Given records
>> begin

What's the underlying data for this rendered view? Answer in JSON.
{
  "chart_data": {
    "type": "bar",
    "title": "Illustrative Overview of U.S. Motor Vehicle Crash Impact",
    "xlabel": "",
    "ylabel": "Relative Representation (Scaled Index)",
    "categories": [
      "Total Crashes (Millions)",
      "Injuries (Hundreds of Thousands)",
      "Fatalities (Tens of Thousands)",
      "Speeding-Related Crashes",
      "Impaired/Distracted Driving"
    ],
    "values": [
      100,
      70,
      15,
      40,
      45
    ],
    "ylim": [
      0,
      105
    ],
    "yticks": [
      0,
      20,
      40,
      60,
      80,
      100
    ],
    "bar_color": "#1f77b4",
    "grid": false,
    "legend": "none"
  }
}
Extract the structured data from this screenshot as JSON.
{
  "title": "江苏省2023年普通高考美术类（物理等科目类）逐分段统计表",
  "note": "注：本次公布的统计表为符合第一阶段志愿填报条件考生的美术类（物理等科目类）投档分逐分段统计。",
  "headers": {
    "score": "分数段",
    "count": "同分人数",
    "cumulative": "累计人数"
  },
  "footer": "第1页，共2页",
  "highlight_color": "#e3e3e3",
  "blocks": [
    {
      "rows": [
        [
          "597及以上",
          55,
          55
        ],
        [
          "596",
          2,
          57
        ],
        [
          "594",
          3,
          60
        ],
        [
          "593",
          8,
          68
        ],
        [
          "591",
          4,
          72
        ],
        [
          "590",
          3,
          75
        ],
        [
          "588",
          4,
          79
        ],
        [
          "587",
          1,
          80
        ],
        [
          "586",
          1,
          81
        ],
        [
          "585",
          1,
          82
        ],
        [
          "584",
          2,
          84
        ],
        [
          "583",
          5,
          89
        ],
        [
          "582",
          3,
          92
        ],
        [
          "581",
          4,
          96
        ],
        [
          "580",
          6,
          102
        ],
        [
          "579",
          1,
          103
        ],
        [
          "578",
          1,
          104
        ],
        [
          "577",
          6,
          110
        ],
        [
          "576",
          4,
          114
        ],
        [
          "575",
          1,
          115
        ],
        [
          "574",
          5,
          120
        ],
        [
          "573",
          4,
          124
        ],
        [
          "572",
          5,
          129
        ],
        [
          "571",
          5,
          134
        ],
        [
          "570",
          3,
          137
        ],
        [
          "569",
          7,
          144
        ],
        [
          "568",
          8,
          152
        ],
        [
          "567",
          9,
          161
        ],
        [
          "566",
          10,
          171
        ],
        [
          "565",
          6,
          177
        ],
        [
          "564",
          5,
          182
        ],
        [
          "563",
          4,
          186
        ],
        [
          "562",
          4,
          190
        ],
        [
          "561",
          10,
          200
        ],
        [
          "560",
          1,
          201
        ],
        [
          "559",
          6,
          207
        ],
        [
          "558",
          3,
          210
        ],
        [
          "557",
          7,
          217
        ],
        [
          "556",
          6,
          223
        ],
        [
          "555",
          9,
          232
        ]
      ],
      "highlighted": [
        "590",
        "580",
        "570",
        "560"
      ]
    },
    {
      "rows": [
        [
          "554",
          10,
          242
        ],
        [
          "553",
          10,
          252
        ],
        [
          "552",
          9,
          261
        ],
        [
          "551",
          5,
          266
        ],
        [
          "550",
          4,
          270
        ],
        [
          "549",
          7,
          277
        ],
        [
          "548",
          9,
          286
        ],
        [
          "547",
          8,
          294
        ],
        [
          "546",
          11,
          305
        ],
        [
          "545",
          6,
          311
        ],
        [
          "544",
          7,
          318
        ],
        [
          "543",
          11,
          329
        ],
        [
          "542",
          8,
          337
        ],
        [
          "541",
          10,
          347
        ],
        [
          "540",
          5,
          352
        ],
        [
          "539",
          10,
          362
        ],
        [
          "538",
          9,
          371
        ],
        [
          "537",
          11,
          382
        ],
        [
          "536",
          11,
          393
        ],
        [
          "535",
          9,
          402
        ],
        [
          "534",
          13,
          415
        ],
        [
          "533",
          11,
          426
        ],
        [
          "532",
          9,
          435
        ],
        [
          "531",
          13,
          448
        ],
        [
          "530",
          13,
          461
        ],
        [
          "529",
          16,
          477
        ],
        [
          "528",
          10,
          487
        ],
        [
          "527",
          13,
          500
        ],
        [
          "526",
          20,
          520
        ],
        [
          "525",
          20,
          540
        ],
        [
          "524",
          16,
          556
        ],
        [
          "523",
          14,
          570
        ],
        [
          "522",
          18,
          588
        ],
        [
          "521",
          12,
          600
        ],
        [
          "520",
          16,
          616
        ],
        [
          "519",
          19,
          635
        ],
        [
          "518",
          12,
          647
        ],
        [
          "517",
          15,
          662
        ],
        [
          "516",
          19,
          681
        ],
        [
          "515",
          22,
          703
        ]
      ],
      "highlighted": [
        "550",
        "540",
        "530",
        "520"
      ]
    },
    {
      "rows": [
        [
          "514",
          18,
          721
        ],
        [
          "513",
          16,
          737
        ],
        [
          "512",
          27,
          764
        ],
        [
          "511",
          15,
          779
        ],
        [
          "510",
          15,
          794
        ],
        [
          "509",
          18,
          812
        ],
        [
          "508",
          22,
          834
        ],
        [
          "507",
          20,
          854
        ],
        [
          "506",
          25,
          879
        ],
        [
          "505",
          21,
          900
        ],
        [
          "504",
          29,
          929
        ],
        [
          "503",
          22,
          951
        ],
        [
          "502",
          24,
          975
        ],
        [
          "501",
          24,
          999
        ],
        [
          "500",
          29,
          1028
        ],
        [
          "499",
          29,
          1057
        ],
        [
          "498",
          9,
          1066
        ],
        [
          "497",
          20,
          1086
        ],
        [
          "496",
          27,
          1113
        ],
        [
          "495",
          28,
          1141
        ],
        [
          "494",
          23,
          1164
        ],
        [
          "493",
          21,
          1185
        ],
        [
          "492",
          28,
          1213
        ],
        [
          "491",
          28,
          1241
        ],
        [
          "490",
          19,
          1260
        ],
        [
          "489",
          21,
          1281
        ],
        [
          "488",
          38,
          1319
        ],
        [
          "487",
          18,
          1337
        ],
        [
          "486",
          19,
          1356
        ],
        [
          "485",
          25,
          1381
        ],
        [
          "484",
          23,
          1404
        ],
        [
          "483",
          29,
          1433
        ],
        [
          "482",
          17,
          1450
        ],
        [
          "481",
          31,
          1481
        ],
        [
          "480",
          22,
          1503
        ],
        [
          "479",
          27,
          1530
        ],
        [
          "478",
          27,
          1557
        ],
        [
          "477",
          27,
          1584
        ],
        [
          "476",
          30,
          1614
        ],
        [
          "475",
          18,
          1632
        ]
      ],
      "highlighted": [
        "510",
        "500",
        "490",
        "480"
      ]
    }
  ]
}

>> end

Set exercise
Count all lines of the data that include "JSON". The answer is the number alone.

Correct output
2